------ EXERCISE MATERIAL

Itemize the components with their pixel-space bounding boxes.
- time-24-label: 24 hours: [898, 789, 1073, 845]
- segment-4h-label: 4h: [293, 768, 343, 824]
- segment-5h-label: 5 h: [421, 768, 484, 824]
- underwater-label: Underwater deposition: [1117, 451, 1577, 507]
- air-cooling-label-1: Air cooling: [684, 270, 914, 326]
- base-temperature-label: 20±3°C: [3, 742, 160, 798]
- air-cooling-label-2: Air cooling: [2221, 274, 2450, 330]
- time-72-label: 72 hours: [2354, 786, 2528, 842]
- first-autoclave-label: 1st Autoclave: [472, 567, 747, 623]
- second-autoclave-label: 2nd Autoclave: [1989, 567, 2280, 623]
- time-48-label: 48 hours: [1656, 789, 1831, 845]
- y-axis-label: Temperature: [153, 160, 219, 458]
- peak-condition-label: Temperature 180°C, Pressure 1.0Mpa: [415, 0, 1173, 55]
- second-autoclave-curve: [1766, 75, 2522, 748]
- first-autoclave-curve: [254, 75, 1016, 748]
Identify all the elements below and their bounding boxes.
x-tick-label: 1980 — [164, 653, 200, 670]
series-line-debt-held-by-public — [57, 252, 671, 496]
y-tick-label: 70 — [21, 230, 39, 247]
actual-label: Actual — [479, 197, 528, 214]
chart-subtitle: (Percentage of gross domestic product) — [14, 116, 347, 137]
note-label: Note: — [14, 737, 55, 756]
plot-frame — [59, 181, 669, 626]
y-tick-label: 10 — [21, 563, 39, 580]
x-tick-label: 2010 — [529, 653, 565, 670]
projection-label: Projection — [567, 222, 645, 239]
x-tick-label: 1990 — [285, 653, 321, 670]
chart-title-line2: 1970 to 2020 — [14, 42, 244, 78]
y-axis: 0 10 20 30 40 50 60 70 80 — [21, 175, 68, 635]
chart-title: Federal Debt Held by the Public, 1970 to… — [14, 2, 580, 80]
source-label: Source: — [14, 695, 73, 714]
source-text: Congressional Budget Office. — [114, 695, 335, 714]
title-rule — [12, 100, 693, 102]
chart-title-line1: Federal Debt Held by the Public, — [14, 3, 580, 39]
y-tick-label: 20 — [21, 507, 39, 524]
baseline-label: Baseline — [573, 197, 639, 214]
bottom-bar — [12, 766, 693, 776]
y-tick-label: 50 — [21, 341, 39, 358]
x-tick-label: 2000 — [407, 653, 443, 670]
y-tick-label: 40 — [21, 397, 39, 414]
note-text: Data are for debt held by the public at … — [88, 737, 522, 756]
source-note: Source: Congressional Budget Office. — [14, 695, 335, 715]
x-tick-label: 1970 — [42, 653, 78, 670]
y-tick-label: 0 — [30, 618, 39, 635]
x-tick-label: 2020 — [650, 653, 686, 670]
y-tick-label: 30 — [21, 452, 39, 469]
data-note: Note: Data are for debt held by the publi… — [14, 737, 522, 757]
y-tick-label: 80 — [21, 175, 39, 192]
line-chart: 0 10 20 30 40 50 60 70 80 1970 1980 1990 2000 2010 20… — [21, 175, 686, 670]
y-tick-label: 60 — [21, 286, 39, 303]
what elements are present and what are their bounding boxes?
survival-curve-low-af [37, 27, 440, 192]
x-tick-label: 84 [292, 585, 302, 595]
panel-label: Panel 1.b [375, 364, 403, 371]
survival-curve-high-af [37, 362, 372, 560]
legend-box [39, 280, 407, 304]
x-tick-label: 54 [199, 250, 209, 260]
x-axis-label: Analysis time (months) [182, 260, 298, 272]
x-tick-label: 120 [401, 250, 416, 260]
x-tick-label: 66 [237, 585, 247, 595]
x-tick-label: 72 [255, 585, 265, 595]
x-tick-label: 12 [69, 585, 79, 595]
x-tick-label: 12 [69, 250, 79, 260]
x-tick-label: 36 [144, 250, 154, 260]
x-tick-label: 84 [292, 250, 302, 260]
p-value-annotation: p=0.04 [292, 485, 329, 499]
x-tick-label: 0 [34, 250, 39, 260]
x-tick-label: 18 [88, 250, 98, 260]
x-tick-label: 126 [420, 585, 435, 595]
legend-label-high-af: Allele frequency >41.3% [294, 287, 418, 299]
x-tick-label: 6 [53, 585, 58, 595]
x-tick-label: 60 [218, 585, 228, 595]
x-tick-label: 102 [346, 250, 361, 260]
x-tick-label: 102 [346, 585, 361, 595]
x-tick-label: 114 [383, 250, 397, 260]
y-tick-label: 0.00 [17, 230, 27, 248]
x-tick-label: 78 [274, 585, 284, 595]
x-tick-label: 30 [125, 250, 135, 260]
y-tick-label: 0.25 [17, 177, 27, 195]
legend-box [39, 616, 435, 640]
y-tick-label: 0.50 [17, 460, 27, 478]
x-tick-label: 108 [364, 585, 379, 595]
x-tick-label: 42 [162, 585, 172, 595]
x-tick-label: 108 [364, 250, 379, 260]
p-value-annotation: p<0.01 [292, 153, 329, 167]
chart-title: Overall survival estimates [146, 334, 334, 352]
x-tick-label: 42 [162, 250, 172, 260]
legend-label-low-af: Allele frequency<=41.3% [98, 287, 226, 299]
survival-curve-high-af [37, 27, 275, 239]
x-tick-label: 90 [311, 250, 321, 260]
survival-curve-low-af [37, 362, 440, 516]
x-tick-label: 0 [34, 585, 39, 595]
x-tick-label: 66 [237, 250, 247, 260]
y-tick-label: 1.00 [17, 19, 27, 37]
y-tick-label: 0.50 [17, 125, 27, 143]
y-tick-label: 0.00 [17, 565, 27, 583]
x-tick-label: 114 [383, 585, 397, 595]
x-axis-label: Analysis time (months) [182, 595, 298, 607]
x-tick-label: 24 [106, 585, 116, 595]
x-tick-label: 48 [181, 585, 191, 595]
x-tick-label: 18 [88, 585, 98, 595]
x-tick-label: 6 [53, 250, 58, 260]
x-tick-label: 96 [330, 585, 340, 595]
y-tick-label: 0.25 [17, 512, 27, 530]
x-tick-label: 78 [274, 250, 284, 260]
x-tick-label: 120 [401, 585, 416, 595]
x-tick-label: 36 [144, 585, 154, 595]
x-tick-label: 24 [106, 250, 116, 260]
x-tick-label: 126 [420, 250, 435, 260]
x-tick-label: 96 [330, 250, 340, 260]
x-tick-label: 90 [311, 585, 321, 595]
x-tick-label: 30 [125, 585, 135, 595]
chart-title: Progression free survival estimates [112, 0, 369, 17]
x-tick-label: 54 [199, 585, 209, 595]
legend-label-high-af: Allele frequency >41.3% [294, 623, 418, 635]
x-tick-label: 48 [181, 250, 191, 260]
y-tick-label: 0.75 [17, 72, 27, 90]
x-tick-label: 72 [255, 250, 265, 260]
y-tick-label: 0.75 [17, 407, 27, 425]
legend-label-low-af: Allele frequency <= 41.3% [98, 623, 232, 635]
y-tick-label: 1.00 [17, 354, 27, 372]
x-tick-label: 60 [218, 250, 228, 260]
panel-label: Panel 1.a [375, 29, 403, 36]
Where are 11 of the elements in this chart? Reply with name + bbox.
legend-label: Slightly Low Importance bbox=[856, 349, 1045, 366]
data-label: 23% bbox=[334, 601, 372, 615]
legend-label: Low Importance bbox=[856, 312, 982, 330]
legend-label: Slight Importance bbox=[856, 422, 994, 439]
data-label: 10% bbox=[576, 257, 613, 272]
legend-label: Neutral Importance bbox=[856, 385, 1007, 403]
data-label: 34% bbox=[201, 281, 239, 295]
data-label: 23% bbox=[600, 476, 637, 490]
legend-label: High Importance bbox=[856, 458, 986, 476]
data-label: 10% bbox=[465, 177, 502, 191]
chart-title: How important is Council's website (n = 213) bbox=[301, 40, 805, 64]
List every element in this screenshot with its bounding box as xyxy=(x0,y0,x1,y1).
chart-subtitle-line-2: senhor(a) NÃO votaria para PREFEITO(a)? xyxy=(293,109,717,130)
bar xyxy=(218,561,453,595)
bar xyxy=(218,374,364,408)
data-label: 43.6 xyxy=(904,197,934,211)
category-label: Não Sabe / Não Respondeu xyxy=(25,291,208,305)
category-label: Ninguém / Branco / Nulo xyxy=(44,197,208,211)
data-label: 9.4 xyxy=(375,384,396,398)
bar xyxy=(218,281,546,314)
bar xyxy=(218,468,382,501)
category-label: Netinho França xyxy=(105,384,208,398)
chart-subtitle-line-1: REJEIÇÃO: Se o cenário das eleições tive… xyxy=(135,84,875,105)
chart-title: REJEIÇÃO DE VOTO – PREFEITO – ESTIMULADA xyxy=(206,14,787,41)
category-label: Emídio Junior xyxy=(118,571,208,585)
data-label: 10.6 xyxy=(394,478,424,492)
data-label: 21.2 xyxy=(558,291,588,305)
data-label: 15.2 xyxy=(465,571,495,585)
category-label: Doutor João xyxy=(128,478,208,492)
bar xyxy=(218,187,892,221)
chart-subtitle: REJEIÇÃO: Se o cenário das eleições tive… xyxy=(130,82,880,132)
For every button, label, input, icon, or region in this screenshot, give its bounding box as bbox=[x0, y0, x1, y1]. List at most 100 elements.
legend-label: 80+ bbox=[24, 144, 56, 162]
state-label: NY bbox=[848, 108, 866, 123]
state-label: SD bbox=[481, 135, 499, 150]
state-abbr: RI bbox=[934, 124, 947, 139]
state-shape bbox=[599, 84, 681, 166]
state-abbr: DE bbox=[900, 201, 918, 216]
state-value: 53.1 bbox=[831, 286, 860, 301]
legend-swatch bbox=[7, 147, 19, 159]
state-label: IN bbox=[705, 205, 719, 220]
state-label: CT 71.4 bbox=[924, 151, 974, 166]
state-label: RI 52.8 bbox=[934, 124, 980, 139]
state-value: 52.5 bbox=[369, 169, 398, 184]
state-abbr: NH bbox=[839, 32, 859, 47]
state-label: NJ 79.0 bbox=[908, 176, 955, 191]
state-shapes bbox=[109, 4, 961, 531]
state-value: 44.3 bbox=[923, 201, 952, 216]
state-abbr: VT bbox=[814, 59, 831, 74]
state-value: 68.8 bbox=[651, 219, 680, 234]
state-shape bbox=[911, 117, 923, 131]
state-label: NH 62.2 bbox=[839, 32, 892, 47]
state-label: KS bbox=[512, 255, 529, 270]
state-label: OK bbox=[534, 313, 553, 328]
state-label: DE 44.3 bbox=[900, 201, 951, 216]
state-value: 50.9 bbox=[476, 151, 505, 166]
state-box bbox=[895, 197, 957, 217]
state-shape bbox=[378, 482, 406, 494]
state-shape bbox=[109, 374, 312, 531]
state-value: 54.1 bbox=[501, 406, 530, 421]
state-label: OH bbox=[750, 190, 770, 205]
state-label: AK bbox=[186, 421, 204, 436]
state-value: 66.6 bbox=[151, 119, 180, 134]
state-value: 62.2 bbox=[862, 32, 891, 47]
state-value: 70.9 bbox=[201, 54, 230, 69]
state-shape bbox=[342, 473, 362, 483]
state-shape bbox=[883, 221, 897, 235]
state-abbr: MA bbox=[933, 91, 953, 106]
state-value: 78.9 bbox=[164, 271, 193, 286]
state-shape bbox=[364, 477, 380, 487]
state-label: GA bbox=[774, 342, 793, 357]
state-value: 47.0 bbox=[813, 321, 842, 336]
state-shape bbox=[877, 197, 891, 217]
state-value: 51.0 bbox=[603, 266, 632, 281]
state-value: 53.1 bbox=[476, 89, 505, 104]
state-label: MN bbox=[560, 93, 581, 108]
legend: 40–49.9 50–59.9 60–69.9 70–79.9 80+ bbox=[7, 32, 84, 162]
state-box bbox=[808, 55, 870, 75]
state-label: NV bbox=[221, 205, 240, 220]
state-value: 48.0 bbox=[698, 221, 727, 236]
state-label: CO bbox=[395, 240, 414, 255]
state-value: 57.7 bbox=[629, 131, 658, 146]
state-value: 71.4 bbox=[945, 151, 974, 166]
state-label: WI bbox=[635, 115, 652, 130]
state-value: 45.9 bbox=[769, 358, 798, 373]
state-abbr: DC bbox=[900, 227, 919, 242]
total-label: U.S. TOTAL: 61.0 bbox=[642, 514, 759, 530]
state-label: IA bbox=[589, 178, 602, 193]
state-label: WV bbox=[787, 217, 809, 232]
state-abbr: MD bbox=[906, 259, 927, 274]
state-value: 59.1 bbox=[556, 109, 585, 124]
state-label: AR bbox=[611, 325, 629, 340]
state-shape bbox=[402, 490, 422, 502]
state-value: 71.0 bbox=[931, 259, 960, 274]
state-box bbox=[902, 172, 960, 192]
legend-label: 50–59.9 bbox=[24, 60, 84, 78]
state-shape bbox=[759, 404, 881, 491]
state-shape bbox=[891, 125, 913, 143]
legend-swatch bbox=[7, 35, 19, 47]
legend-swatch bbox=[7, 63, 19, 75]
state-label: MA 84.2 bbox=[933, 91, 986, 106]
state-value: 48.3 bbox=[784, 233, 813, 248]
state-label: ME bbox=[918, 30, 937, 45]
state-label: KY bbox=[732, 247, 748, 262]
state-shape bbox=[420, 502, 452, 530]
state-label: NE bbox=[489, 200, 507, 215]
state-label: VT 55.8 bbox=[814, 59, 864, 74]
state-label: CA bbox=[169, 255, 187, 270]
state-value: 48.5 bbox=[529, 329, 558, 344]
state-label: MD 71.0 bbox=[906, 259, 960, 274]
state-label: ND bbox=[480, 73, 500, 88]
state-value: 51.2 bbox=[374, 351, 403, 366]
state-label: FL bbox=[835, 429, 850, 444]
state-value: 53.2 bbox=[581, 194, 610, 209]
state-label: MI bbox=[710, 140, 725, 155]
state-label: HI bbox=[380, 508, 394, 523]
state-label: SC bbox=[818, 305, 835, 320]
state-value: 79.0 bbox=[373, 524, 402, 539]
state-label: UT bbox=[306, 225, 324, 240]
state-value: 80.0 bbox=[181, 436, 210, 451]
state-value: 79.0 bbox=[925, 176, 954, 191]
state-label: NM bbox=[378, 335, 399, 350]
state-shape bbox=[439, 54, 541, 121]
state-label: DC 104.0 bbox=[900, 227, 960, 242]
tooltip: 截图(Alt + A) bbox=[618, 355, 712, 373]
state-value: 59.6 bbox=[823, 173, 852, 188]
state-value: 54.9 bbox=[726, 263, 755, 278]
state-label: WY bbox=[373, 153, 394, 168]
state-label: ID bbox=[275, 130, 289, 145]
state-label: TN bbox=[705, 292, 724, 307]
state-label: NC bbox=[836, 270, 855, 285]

------------

[DO THIS] Please convert everything from the start of the listing down to the line containing "- air-cooling-label-2: Air", inclusive, into a Markdown table with the columns Row and Text, leaving out any blank lines.

[TASK OUTPUT]
| Row | Text |
|---|---|
| 1 | Itemize the components with their pixel-space bounding boxes. |
| 2 | - time-24-label: 24 hours: [898, 789, 1073, 845] |
| 3 | - segment-4h-label: 4h: [293, 768, 343, 824] |
| 4 | - segment-5h-label: 5 h: [421, 768, 484, 824] |
| 5 | - underwater-label: Underwater deposition: [1117, 451, 1577, 507] |
| 6 | - air-cooling-label-1: Air cooling: [684, 270, 914, 326] |
| 7 | - base-temperature-label: 20±3°C: [3, 742, 160, 798] |
| 8 | - air-cooling-label-2: Air cooling: [2221, 274, 2450, 330] |